### What to do
Copy out every record below exactly as written, but leave out any pictures.

-- Task inputs start --

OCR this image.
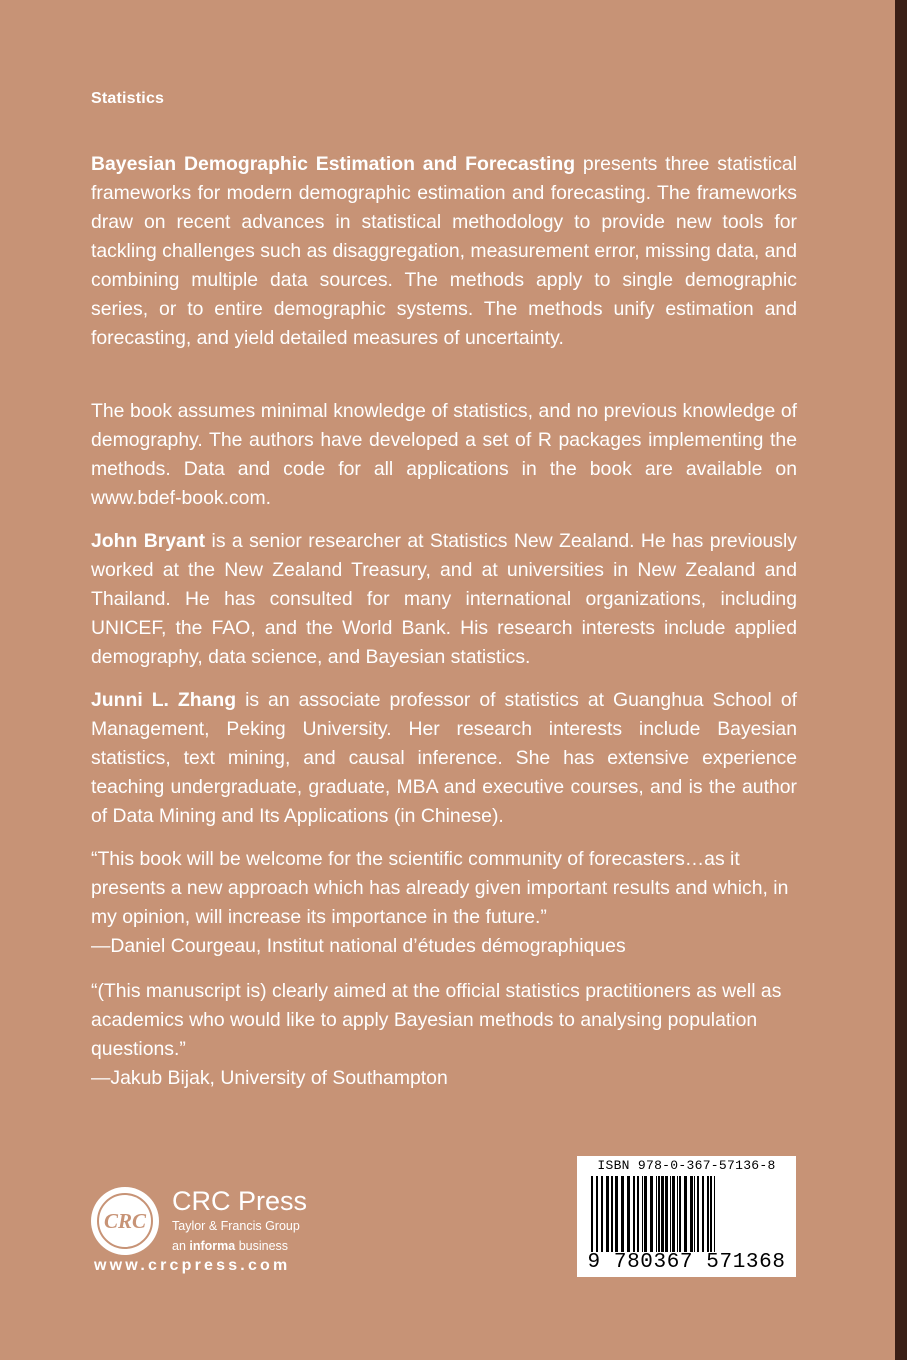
Statistics

Bayesian Demographic Estimation and Forecasting presents three statistical frameworks for modern demographic estimation and forecasting. The frameworks draw on recent advances in statistical methodology to provide new tools for tackling challenges such as disaggregation, measurement error, missing data, and combining multiple data sources. The methods apply to single demographic series, or to entire demographic systems. The methods unify estimation and forecasting, and yield detailed measures of uncertainty.

The book assumes minimal knowledge of statistics, and no previous knowledge of demography. The authors have developed a set of R packages implementing the methods. Data and code for all applications in the book are available on www.bdef-book.com.

John Bryant is a senior researcher at Statistics New Zealand. He has previously worked at the New Zealand Treasury, and at universities in New Zealand and Thailand. He has consulted for many international organizations, including UNICEF, the FAO, and the World Bank. His research interests include applied demography, data science, and Bayesian statistics.

Junni L. Zhang is an associate professor of statistics at Guanghua School of Management, Peking University. Her research interests include Bayesian statistics, text mining, and causal inference. She has extensive experience teaching undergraduate, graduate, MBA and executive courses, and is the author of Data Mining and Its Applications (in Chinese).

“This book will be welcome for the scientific community of forecasters…as it presents a new approach which has already given important results and which, in my opinion, will increase its importance in the future.”

—Daniel Courgeau, Institut national d’études démographiques

“(This manuscript is) clearly aimed at the official statistics practitioners as well as academics who would like to apply Bayesian methods to analysing population questions.”

—Jakub Bijak, University of Southampton
CRC
CRC Press
Taylor & Francis Group
an informa business
www.crcpress.com
ISBN 978-0-367-57136-8
9 780367 571368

-- Task inputs end --

### Complete answer
OCR this image.
Statistics

Bayesian Demographic Estimation and Forecasting presents three statistical frameworks for modern demographic estimation and forecasting. The frameworks draw on recent advances in statistical methodology to provide new tools for tackling challenges such as disaggregation, measurement error, missing data, and combining multiple data sources. The methods apply to single demographic series, or to entire demographic systems. The methods unify estimation and forecasting, and yield detailed measures of uncertainty.

The book assumes minimal knowledge of statistics, and no previous knowledge of demography. The authors have developed a set of R packages implementing the methods. Data and code for all applications in the book are available on www.bdef-book.com.

John Bryant is a senior researcher at Statistics New Zealand. He has previously worked at the New Zealand Treasury, and at universities in New Zealand and Thailand. He has consulted for many international organizations, including UNICEF, the FAO, and the World Bank. His research interests include applied demography, data science, and Bayesian statistics.

Junni L. Zhang is an associate professor of statistics at Guanghua School of Management, Peking University. Her research interests include Bayesian statistics, text mining, and causal inference. She has extensive experience teaching undergraduate, graduate, MBA and executive courses, and is the author of Data Mining and Its Applications (in Chinese).

“This book will be welcome for the scientific community of forecasters…as it presents a new approach which has already given important results and which, in my opinion, will increase its importance in the future.”

—Daniel Courgeau, Institut national d’études démographiques

“(This manuscript is) clearly aimed at the official statistics practitioners as well as academics who would like to apply Bayesian methods to analysing population questions.”

—Jakub Bijak, University of Southampton
CRC
CRC Press
Taylor & Francis Group
an informa business
www.crcpress.com
ISBN 978-0-367-57136-8
9 780367 571368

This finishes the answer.